-- Begin Supplied data --
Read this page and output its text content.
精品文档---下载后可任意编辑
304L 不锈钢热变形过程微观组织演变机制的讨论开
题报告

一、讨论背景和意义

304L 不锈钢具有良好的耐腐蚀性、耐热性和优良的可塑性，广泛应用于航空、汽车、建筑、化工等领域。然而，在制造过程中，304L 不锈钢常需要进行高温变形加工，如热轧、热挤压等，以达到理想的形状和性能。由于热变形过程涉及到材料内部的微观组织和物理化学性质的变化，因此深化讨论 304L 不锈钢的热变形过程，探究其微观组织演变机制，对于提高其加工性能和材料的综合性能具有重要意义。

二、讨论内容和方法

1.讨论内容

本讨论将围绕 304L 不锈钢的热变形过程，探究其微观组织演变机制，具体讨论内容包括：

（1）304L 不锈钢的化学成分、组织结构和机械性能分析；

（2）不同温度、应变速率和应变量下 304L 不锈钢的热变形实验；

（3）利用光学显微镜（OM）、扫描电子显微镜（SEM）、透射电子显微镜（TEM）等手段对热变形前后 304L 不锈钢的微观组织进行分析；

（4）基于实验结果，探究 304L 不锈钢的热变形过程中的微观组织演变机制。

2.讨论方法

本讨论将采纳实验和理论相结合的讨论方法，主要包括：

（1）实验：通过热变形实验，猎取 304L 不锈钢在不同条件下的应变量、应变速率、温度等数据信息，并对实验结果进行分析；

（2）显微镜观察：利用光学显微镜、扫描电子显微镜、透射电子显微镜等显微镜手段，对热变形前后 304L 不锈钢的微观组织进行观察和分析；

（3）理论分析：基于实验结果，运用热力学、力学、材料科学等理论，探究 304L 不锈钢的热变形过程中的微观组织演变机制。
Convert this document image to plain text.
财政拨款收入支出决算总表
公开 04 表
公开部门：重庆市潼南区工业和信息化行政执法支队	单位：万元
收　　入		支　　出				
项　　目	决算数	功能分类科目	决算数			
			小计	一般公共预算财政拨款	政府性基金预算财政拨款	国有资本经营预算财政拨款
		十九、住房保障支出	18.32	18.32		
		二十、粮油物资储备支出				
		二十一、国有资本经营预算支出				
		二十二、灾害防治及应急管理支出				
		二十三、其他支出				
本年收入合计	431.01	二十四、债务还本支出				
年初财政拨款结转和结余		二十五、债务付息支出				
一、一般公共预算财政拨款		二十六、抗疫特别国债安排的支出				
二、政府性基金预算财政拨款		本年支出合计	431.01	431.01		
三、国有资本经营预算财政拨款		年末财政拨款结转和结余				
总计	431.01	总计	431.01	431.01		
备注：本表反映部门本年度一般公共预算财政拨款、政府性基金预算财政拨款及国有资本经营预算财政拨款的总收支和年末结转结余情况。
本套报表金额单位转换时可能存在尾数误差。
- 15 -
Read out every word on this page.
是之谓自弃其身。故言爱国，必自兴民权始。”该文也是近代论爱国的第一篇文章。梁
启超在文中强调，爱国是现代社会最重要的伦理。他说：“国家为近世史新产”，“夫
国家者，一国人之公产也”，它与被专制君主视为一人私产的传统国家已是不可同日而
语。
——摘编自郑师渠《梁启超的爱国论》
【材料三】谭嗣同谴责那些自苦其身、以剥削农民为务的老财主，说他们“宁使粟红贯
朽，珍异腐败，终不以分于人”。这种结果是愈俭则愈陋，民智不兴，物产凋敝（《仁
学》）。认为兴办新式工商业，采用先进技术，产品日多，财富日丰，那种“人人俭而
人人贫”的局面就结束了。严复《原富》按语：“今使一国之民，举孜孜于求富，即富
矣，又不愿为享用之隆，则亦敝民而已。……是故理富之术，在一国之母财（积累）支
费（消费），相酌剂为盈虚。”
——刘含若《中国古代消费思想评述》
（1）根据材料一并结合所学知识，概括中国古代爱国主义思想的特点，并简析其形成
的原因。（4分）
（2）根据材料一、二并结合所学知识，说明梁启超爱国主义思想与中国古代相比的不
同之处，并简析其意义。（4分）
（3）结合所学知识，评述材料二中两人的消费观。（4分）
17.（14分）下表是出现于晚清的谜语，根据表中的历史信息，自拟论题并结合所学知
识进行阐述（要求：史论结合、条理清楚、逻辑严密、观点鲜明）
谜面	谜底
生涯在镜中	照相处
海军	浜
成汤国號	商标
-- End Supplied data --
* What the task requires *
Exactly and only the lines from the line containing "Read out every word on this page." through the last line of the entries should be copied, both ends included.

* In response *
Read out every word on this page.
是之谓自弃其身。故言爱国，必自兴民权始。”该文也是近代论爱国的第一篇文章。梁
启超在文中强调，爱国是现代社会最重要的伦理。他说：“国家为近世史新产”，“夫
国家者，一国人之公产也”，它与被专制君主视为一人私产的传统国家已是不可同日而
语。
——摘编自郑师渠《梁启超的爱国论》
【材料三】谭嗣同谴责那些自苦其身、以剥削农民为务的老财主，说他们“宁使粟红贯
朽，珍异腐败，终不以分于人”。这种结果是愈俭则愈陋，民智不兴，物产凋敝（《仁
学》）。认为兴办新式工商业，采用先进技术，产品日多，财富日丰，那种“人人俭而
人人贫”的局面就结束了。严复《原富》按语：“今使一国之民，举孜孜于求富，即富
矣，又不愿为享用之隆，则亦敝民而已。……是故理富之术，在一国之母财（积累）支
费（消费），相酌剂为盈虚。”
——刘含若《中国古代消费思想评述》
（1）根据材料一并结合所学知识，概括中国古代爱国主义思想的特点，并简析其形成
的原因。（4分）
（2）根据材料一、二并结合所学知识，说明梁启超爱国主义思想与中国古代相比的不
同之处，并简析其意义。（4分）
（3）结合所学知识，评述材料二中两人的消费观。（4分）
17.（14分）下表是出现于晚清的谜语，根据表中的历史信息，自拟论题并结合所学知
识进行阐述（要求：史论结合、条理清楚、逻辑严密、观点鲜明）
谜面	谜底
生涯在镜中	照相处
海军	浜
成汤国號	商标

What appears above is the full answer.